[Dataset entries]
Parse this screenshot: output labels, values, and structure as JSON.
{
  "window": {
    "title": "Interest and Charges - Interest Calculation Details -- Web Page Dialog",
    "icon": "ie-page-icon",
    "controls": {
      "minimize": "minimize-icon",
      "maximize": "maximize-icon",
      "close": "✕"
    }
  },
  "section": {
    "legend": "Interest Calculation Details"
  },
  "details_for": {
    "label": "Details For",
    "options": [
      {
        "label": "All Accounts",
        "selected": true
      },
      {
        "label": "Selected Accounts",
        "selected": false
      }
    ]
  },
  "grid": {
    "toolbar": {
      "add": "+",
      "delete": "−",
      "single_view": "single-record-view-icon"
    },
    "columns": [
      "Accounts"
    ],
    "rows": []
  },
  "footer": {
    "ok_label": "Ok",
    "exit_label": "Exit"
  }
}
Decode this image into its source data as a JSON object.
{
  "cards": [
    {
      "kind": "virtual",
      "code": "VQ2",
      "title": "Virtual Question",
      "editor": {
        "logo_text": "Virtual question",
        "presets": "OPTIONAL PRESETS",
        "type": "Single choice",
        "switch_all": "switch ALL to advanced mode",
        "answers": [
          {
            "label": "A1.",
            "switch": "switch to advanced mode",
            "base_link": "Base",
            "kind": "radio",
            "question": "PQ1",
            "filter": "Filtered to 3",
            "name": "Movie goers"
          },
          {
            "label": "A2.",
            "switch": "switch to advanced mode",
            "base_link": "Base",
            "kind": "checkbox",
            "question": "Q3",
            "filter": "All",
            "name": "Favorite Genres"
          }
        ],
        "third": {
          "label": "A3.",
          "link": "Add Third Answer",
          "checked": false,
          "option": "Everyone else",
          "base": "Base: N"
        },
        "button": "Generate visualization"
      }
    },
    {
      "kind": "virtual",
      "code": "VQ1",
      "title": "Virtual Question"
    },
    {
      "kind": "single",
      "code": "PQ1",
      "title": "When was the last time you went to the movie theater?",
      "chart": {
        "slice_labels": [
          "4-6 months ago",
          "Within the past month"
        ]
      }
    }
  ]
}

▶ _Exercise details_: Copy out every line that includes the word "JSON".

▶ _Correct response_:
Parse this screenshot: output labels, values, and structure as JSON.
Decode this image into its source data as a JSON object.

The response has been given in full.